[Dataset excerpts]

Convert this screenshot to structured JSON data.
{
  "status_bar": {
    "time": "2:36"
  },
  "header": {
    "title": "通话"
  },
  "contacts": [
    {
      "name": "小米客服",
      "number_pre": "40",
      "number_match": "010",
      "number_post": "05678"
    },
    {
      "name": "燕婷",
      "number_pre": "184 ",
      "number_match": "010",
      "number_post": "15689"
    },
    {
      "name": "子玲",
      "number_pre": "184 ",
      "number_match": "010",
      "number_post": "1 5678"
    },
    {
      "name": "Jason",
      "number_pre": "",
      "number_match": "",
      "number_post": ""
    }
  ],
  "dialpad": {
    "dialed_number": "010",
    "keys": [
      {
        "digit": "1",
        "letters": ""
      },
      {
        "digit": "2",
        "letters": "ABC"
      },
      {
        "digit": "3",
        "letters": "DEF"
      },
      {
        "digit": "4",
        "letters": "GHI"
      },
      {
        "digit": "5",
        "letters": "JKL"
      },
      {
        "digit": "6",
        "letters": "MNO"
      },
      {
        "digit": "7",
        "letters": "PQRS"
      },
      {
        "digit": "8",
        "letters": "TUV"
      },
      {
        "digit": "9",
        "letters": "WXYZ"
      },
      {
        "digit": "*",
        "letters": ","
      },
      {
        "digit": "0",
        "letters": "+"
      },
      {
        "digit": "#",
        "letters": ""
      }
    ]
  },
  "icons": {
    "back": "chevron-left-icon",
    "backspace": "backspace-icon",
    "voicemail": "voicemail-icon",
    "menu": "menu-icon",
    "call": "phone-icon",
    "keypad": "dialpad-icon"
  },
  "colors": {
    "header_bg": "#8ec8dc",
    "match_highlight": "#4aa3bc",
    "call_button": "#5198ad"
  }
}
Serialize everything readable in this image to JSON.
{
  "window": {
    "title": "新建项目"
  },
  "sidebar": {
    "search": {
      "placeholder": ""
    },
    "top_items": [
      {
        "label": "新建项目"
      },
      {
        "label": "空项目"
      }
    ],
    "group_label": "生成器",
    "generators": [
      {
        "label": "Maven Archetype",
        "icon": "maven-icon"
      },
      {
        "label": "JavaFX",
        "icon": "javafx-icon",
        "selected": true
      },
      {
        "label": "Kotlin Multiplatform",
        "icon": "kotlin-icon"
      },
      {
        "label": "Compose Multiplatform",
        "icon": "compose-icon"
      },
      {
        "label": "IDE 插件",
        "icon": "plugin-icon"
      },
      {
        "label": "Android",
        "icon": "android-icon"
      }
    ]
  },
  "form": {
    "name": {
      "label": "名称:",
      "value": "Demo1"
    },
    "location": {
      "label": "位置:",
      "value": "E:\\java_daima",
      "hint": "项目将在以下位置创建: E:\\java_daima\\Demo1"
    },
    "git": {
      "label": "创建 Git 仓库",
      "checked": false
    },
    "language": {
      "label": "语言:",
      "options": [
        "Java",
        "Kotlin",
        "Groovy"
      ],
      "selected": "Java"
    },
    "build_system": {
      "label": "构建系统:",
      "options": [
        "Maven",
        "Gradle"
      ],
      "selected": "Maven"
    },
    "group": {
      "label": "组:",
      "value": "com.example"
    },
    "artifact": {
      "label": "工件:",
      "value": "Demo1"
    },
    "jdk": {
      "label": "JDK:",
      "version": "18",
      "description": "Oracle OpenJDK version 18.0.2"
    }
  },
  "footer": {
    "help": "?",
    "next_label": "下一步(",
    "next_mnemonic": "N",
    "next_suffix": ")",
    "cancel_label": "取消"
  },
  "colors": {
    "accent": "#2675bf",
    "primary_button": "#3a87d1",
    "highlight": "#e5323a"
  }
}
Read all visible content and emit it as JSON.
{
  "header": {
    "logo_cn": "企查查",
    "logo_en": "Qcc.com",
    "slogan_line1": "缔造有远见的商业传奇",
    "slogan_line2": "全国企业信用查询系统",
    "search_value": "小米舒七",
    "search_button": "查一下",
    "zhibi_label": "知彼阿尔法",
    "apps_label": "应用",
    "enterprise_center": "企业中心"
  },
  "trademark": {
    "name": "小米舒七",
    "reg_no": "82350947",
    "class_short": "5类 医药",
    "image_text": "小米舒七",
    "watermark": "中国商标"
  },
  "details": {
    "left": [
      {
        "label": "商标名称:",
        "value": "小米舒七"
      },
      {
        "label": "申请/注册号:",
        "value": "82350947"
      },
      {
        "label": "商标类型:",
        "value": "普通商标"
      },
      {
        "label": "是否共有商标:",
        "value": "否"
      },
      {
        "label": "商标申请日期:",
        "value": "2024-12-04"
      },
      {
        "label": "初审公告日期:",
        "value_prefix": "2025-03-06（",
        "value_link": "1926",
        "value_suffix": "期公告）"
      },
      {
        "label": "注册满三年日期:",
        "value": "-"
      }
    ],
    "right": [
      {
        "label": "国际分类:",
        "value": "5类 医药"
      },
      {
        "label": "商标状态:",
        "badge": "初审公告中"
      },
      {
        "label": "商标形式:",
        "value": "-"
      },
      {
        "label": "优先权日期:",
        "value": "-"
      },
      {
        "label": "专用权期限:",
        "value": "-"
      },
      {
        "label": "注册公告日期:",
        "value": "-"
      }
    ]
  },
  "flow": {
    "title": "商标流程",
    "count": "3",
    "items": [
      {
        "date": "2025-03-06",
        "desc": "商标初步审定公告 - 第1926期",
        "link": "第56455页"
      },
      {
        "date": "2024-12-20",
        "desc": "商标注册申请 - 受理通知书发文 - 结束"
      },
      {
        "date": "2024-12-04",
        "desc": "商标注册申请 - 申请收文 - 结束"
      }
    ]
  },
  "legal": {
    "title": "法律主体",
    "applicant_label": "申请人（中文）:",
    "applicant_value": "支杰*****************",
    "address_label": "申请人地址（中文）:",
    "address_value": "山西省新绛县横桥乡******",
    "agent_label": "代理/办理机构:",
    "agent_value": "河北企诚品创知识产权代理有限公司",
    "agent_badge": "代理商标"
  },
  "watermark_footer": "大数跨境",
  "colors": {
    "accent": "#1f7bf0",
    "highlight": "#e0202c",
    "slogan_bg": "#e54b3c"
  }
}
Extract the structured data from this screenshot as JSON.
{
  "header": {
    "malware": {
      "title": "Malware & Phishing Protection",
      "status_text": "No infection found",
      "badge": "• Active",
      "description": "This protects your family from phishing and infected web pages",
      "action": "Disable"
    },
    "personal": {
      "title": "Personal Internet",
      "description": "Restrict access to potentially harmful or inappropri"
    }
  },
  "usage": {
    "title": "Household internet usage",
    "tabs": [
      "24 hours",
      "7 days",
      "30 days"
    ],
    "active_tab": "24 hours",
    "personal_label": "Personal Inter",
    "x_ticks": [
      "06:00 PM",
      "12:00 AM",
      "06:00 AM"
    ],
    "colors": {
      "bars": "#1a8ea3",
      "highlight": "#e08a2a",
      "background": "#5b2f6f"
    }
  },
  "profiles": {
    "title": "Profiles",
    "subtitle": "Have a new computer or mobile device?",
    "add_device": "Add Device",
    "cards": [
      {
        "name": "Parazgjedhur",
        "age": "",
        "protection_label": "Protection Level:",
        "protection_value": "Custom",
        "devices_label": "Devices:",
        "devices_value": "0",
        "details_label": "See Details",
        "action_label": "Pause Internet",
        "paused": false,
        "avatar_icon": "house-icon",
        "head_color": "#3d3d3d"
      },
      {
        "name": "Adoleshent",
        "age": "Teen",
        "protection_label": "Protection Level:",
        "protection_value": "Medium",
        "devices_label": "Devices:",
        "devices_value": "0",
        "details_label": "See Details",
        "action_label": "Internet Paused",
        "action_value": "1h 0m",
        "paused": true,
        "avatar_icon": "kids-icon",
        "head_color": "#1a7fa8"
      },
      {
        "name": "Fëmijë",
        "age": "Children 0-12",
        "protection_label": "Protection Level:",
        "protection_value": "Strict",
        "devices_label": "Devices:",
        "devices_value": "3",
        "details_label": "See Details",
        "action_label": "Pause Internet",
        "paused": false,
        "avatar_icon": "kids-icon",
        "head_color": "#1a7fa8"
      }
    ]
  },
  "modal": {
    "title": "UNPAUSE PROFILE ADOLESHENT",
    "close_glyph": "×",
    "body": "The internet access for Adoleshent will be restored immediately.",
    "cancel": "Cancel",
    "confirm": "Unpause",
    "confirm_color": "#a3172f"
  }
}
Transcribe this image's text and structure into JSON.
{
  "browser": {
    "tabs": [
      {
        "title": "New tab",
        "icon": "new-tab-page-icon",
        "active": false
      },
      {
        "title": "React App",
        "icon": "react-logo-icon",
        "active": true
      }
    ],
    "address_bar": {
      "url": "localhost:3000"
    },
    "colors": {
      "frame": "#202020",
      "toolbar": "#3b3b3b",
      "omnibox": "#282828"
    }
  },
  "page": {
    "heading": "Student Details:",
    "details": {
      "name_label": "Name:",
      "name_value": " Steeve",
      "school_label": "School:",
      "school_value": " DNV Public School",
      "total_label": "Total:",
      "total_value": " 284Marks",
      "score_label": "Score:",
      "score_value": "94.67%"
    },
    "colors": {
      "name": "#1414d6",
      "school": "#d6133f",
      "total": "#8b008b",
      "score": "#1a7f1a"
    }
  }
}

• Stated problem: Report each line of the material above where the word "letters" appears.

• Result of this exercise:
        "letters": ""
        "letters": "ABC"
        "letters": "DEF"
        "letters": "GHI"
        "letters": "JKL"
        "letters": "MNO"
        "letters": "PQRS"
        "letters": "TUV"
        "letters": "WXYZ"
        "letters": ","
        "letters": "+"
        "letters": ""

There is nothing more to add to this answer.